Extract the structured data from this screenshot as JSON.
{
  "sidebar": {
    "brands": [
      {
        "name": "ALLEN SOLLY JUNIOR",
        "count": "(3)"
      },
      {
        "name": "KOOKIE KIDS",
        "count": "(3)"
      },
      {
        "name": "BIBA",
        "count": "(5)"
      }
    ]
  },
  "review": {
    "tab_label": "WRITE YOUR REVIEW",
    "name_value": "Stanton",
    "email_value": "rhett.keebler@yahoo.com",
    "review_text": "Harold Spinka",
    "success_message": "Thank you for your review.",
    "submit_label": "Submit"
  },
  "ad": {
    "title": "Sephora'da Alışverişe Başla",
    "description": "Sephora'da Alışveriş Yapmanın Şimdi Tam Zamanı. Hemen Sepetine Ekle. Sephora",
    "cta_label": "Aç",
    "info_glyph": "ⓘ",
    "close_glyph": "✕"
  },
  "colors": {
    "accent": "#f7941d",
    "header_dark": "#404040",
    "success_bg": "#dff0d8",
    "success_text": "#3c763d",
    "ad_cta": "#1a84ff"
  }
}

* * *

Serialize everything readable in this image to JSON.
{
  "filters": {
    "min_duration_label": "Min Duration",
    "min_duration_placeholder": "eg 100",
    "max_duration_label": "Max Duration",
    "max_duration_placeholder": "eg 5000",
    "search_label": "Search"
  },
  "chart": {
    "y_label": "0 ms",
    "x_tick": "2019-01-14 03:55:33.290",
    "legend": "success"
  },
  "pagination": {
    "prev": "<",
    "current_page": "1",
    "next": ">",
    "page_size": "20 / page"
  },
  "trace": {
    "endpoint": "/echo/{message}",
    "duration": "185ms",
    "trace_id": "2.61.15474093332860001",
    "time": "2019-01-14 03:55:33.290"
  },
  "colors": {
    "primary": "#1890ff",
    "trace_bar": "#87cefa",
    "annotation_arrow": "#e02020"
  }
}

Task instructions: Locate the word "this" in the records above, and return each line that has it.

Complete answer:
Extract the structured data from this screenshot as JSON.
Serialize everything readable in this image to JSON.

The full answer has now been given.